**Short exercise:** Write out each line in which the string "type" is present.

**Record excerpts:**
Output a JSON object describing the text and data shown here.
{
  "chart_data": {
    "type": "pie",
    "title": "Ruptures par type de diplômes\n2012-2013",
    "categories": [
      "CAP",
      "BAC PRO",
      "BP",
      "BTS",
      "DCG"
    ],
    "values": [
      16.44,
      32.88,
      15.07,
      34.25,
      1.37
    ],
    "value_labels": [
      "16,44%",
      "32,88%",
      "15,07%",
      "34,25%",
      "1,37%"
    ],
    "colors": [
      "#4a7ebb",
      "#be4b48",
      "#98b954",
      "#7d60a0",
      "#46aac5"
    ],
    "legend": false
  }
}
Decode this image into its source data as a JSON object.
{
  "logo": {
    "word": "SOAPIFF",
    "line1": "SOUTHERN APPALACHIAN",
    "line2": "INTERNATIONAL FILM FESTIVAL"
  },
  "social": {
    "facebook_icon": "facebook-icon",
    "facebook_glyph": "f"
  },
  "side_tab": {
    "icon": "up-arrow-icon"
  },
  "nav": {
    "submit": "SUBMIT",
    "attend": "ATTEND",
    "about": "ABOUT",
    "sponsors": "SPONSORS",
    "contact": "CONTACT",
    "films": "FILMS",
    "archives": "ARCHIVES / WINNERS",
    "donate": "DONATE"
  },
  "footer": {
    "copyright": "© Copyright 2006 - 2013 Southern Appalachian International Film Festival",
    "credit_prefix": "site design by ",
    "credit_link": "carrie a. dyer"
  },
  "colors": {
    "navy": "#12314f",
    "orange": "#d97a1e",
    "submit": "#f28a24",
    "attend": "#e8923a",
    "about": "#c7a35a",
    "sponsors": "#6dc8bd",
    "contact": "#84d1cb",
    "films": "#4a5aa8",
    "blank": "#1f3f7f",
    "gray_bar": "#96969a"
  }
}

**Result below:**
    "type": "pie",
    "title": "Ruptures par type de diplômes\n2012-2013",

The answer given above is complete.